→ **PROBLEM STATEMENT**: Go through the material below and copy all lines with "调和CPI".

══ EXCERPTED DATA ══

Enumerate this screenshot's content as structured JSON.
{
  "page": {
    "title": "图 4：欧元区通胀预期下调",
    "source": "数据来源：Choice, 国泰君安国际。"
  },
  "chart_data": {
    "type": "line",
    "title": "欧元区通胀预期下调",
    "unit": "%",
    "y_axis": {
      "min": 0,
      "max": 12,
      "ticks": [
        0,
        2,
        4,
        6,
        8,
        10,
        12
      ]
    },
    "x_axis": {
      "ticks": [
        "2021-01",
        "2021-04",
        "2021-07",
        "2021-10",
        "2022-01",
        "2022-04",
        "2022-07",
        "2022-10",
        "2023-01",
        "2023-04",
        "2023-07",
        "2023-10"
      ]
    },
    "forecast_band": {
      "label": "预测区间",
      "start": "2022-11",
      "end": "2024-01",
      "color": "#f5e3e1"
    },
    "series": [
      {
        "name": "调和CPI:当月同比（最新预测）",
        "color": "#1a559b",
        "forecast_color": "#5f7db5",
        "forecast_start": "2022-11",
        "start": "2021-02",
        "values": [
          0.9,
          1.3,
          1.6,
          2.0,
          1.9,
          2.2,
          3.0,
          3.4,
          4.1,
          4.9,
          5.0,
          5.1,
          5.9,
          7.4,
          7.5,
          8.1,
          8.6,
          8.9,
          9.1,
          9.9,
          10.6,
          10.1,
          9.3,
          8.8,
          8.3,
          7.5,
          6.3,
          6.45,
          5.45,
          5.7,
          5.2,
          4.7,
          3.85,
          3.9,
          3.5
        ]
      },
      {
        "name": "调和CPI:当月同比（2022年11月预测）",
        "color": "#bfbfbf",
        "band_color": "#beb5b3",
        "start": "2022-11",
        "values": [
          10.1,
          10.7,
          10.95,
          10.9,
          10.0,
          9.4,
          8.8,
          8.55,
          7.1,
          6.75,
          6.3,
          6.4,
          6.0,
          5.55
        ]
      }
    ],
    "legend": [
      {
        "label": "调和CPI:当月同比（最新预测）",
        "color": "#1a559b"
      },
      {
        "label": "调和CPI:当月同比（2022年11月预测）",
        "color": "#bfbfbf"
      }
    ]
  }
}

═══

→ **IN RESPONSE**:
        "name": "调和CPI:当月同比（最新预测）",
        "name": "调和CPI:当月同比（2022年11月预测）",
        "label": "调和CPI:当月同比（最新预测）",
        "label": "调和CPI:当月同比（2022年11月预测）",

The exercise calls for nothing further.